(The problem): Repeat the records in full and exactly, omitting pictures.

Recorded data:
===============
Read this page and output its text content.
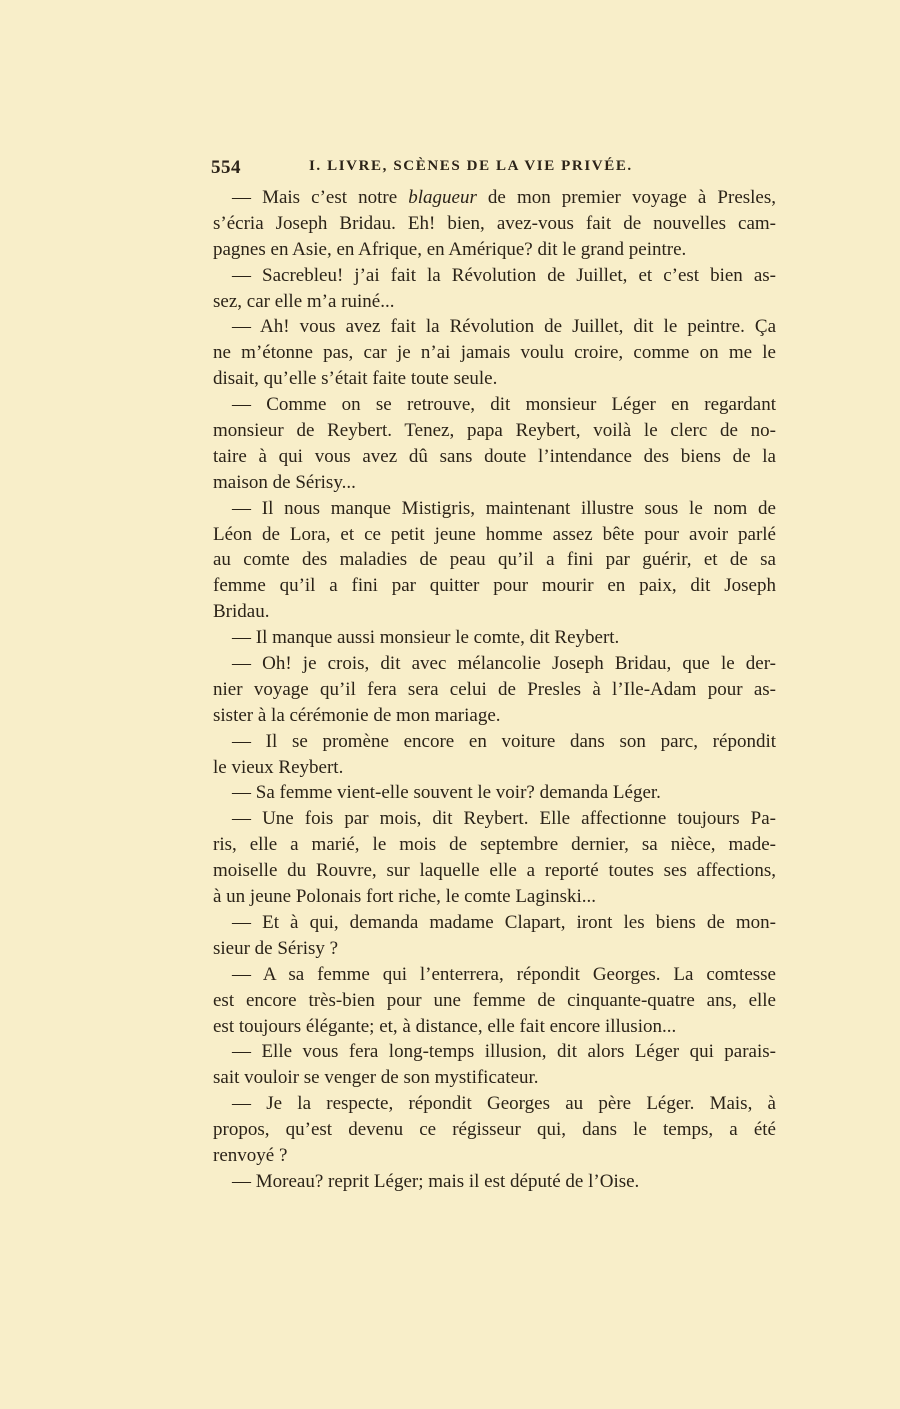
554	I. LIVRE, SCÈNES DE LA VIE PRIVÉE.
— Mais c’est notre blagueur de mon premier voyage à Presles,
s’écria Joseph Bridau. Eh! bien, avez-vous fait de nouvelles cam-
pagnes en Asie, en Afrique, en Amérique? dit le grand peintre.
— Sacrebleu! j’ai fait la Révolution de Juillet, et c’est bien as-
sez, car elle m’a ruiné...
— Ah! vous avez fait la Révolution de Juillet, dit le peintre. Ça
ne m’étonne pas, car je n’ai jamais voulu croire, comme on me le
disait, qu’elle s’était faite toute seule.
— Comme on se retrouve, dit monsieur Léger en regardant
monsieur de Reybert. Tenez, papa Reybert, voilà le clerc de no-
taire à qui vous avez dû sans doute l’intendance des biens de la
maison de Sérisy...
— Il nous manque Mistigris, maintenant illustre sous le nom de
Léon de Lora, et ce petit jeune homme assez bête pour avoir parlé
au comte des maladies de peau qu’il a fini par guérir, et de sa
femme qu’il a fini par quitter pour mourir en paix, dit Joseph
Bridau.
— Il manque aussi monsieur le comte, dit Reybert.
— Oh! je crois, dit avec mélancolie Joseph Bridau, que le der-
nier voyage qu’il fera sera celui de Presles à l’Ile-Adam pour as-
sister à la cérémonie de mon mariage.
— Il se promène encore en voiture dans son parc, répondit
le vieux Reybert.
— Sa femme vient-elle souvent le voir? demanda Léger.
— Une fois par mois, dit Reybert. Elle affectionne toujours Pa-
ris, elle a marié, le mois de septembre dernier, sa nièce, made-
moiselle du Rouvre, sur laquelle elle a reporté toutes ses affections,
à un jeune Polonais fort riche, le comte Laginski...
— Et à qui, demanda madame Clapart, iront les biens de mon-
sieur de Sérisy ?
— A sa femme qui l’enterrera, répondit Georges. La comtesse
est encore très-bien pour une femme de cinquante-quatre ans, elle
est toujours élégante; et, à distance, elle fait encore illusion...
— Elle vous fera long-temps illusion, dit alors Léger qui parais-
sait vouloir se venger de son mystificateur.
— Je la respecte, répondit Georges au père Léger. Mais, à
propos, qu’est devenu ce régisseur qui, dans le temps, a été
renvoyé ?
— Moreau? reprit Léger; mais il est député de l’Oise.
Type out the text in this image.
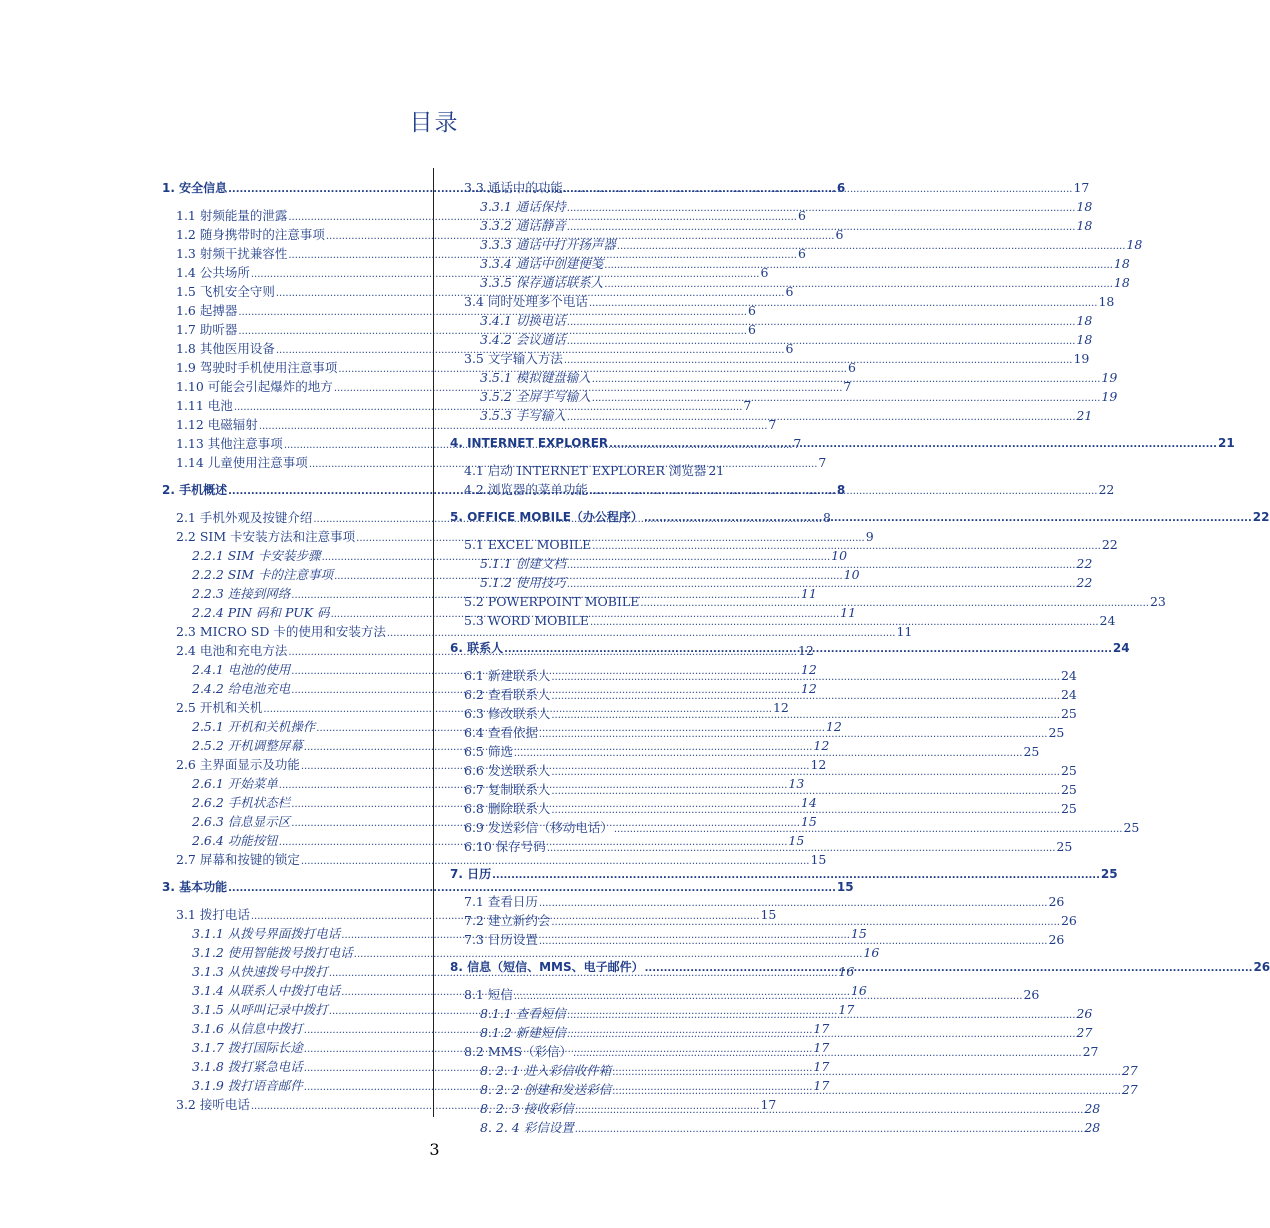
目录
1. 安全信息 .....	6
1.1 射频能量的泄露 .....	6
1.2 随身携带时的注意事项 .....	6
1.3 射频干扰兼容性 .....	6
1.4 公共场所 .....	6
1.5 飞机安全守则 .....	6
1.6 起搏器 .....	6
1.7 助听器 .....	6
1.8 其他医用设备 .....	6
1.9 驾驶时手机使用注意事项 .....	6
1.10 可能会引起爆炸的地方 .....	7
1.11 电池 .....	7
1.12 电磁辐射 .....	7
1.13 其他注意事项 .....	7
1.14 儿童使用注意事项 .....	7
2. 手机概述 .....	8
2.1 手机外观及按键介绍 .....	8
2.2 SIM 卡安装方法和注意事项 .....	9
2.2.1 SIM 卡安装步骤 .....	10
2.2.2 SIM 卡的注意事项 .....	10
2.2.3 连接到网络 .....	11
2.2.4 PIN 码和 PUK 码 .....	11
2.3 MICRO SD 卡的使用和安装方法 .....	11
2.4 电池和充电方法 .....	12
2.4.1 电池的使用 .....	12
2.4.2 给电池充电 .....	12
2.5 开机和关机 .....	12
2.5.1 开机和关机操作 .....	12
2.5.2 开机调整屏幕 .....	12
2.6 主界面显示及功能 .....	12
2.6.1 开始菜单 .....	13
2.6.2 手机状态栏 .....	14
2.6.3 信息显示区 .....	15
2.6.4 功能按钮 .....	15
2.7 屏幕和按键的锁定 .....	15
3. 基本功能 .....	15
3.1 拨打电话 .....	15
3.1.1 从拨号界面拨打电话 .....	15
3.1.2 使用智能拨号拨打电话 .....	16
3.1.3 从快速拨号中拨打 .....	16
3.1.4 从联系人中拨打电话 .....	16
3.1.5 从呼叫记录中拨打 .....	17
3.1.6 从信息中拨打 .....	17
3.1.7 拨打国际长途 .....	17
3.1.8 拨打紧急电话 .....	17
3.1.9 拨打语音邮件 .....	17
3.2 接听电话 .....	17
3.3 通话中的功能 .....	17
3.3.1 通话保持 .....	18
3.3.2 通话静音 .....	18
3.3.3 通话中打开扬声器 .....	18
3.3.4 通话中创建便笺 .....	18
3.3.5 保存通话联系人 .....	18
3.4 同时处理多个电话 .....	18
3.4.1 切换电话 .....	18
3.4.2 会议通话 .....	18
3.5 文字输入方法 .....	19
3.5.1 模拟键盘输入 .....	19
3.5.2 全屏手写输入 .....	19
3.5.3 手写输入 .....	21
4. INTERNET EXPLORER .....	21
4.1 启动 INTERNET EXPLORER 浏览器 21
4.2 浏览器的菜单功能 .....	22
5. OFFICE MOBILE（办公程序） .....	22
5.1 EXCEL MOBILE .....	22
5.1.1 创建文档 .....	22
5.1.2 使用技巧 .....	22
5.2 POWERPOINT MOBILE .....	23
5.3 WORD MOBILE .....	24
6. 联系人 .....	24
6.1 新建联系人 .....	24
6.2 查看联系人 .....	24
6.3 修改联系人 .....	25
6.4 查看依据 .....	25
6.5 筛选 .....	25
6.6 发送联系人 .....	25
6.7 复制联系人 .....	25
6.8 删除联系人 .....	25
6.9 发送彩信（移动电话） .....	25
6.10 保存号码 .....	25
7. 日历 .....	25
7.1 查看日历 .....	26
7.2 建立新约会 .....	26
7.3 日历设置 .....	26
8. 信息（短信、MMS、电子邮件） .....	26
8.1 短信 .....	26
8.1.1 查看短信 .....	26
8.1.2 新建短信 .....	27
8.2 MMS（彩信） .....	27
8. 2. 1 进入彩信收件箱 .....	27
8. 2. 2 创建和发送彩信 .....	27
8. 2. 3 接收彩信 .....	28
8. 2. 4 彩信设置 .....	28
3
===============
(Exercise response):
Read this page and output its text content.
554	I. LIVRE, SCÈNES DE LA VIE PRIVÉE.
— Mais c’est notre blagueur de mon premier voyage à Presles,
s’écria Joseph Bridau. Eh! bien, avez-vous fait de nouvelles cam-
pagnes en Asie, en Afrique, en Amérique? dit le grand peintre.
— Sacrebleu! j’ai fait la Révolution de Juillet, et c’est bien as-
sez, car elle m’a ruiné...
— Ah! vous avez fait la Révolution de Juillet, dit le peintre. Ça
ne m’étonne pas, car je n’ai jamais voulu croire, comme on me le
disait, qu’elle s’était faite toute seule.
— Comme on se retrouve, dit monsieur Léger en regardant
monsieur de Reybert. Tenez, papa Reybert, voilà le clerc de no-
taire à qui vous avez dû sans doute l’intendance des biens de la
maison de Sérisy...
— Il nous manque Mistigris, maintenant illustre sous le nom de
Léon de Lora, et ce petit jeune homme assez bête pour avoir parlé
au comte des maladies de peau qu’il a fini par guérir, et de sa
femme qu’il a fini par quitter pour mourir en paix, dit Joseph
Bridau.
— Il manque aussi monsieur le comte, dit Reybert.
— Oh! je crois, dit avec mélancolie Joseph Bridau, que le der-
nier voyage qu’il fera sera celui de Presles à l’Ile-Adam pour as-
sister à la cérémonie de mon mariage.
— Il se promène encore en voiture dans son parc, répondit
le vieux Reybert.
— Sa femme vient-elle souvent le voir? demanda Léger.
— Une fois par mois, dit Reybert. Elle affectionne toujours Pa-
ris, elle a marié, le mois de septembre dernier, sa nièce, made-
moiselle du Rouvre, sur laquelle elle a reporté toutes ses affections,
à un jeune Polonais fort riche, le comte Laginski...
— Et à qui, demanda madame Clapart, iront les biens de mon-
sieur de Sérisy ?
— A sa femme qui l’enterrera, répondit Georges. La comtesse
est encore très-bien pour une femme de cinquante-quatre ans, elle
est toujours élégante; et, à distance, elle fait encore illusion...
— Elle vous fera long-temps illusion, dit alors Léger qui parais-
sait vouloir se venger de son mystificateur.
— Je la respecte, répondit Georges au père Léger. Mais, à
propos, qu’est devenu ce régisseur qui, dans le temps, a été
renvoyé ?
— Moreau? reprit Léger; mais il est député de l’Oise.
Type out the text in this image.
目录
1. 安全信息 .....	6
1.1 射频能量的泄露 .....	6
1.2 随身携带时的注意事项 .....	6
1.3 射频干扰兼容性 .....	6
1.4 公共场所 .....	6
1.5 飞机安全守则 .....	6
1.6 起搏器 .....	6
1.7 助听器 .....	6
1.8 其他医用设备 .....	6
1.9 驾驶时手机使用注意事项 .....	6
1.10 可能会引起爆炸的地方 .....	7
1.11 电池 .....	7
1.12 电磁辐射 .....	7
1.13 其他注意事项 .....	7
1.14 儿童使用注意事项 .....	7
2. 手机概述 .....	8
2.1 手机外观及按键介绍 .....	8
2.2 SIM 卡安装方法和注意事项 .....	9
2.2.1 SIM 卡安装步骤 .....	10
2.2.2 SIM 卡的注意事项 .....	10
2.2.3 连接到网络 .....	11
2.2.4 PIN 码和 PUK 码 .....	11
2.3 MICRO SD 卡的使用和安装方法 .....	11
2.4 电池和充电方法 .....	12
2.4.1 电池的使用 .....	12
2.4.2 给电池充电 .....	12
2.5 开机和关机 .....	12
2.5.1 开机和关机操作 .....	12
2.5.2 开机调整屏幕 .....	12
2.6 主界面显示及功能 .....	12
2.6.1 开始菜单 .....	13
2.6.2 手机状态栏 .....	14
2.6.3 信息显示区 .....	15
2.6.4 功能按钮 .....	15
2.7 屏幕和按键的锁定 .....	15
3. 基本功能 .....	15
3.1 拨打电话 .....	15
3.1.1 从拨号界面拨打电话 .....	15
3.1.2 使用智能拨号拨打电话 .....	16
3.1.3 从快速拨号中拨打 .....	16
3.1.4 从联系人中拨打电话 .....	16
3.1.5 从呼叫记录中拨打 .....	17
3.1.6 从信息中拨打 .....	17
3.1.7 拨打国际长途 .....	17
3.1.8 拨打紧急电话 .....	17
3.1.9 拨打语音邮件 .....	17
3.2 接听电话 .....	17
3.3 通话中的功能 .....	17
3.3.1 通话保持 .....	18
3.3.2 通话静音 .....	18
3.3.3 通话中打开扬声器 .....	18
3.3.4 通话中创建便笺 .....	18
3.3.5 保存通话联系人 .....	18
3.4 同时处理多个电话 .....	18
3.4.1 切换电话 .....	18
3.4.2 会议通话 .....	18
3.5 文字输入方法 .....	19
3.5.1 模拟键盘输入 .....	19
3.5.2 全屏手写输入 .....	19
3.5.3 手写输入 .....	21
4. INTERNET EXPLORER .....	21
4.1 启动 INTERNET EXPLORER 浏览器 21
4.2 浏览器的菜单功能 .....	22
5. OFFICE MOBILE（办公程序） .....	22
5.1 EXCEL MOBILE .....	22
5.1.1 创建文档 .....	22
5.1.2 使用技巧 .....	22
5.2 POWERPOINT MOBILE .....	23
5.3 WORD MOBILE .....	24
6. 联系人 .....	24
6.1 新建联系人 .....	24
6.2 查看联系人 .....	24
6.3 修改联系人 .....	25
6.4 查看依据 .....	25
6.5 筛选 .....	25
6.6 发送联系人 .....	25
6.7 复制联系人 .....	25
6.8 删除联系人 .....	25
6.9 发送彩信（移动电话） .....	25
6.10 保存号码 .....	25
7. 日历 .....	25
7.1 查看日历 .....	26
7.2 建立新约会 .....	26
7.3 日历设置 .....	26
8. 信息（短信、MMS、电子邮件） .....	26
8.1 短信 .....	26
8.1.1 查看短信 .....	26
8.1.2 新建短信 .....	27
8.2 MMS（彩信） .....	27
8. 2. 1 进入彩信收件箱 .....	27
8. 2. 2 创建和发送彩信 .....	27
8. 2. 3 接收彩信 .....	28
8. 2. 4 彩信设置 .....	28
3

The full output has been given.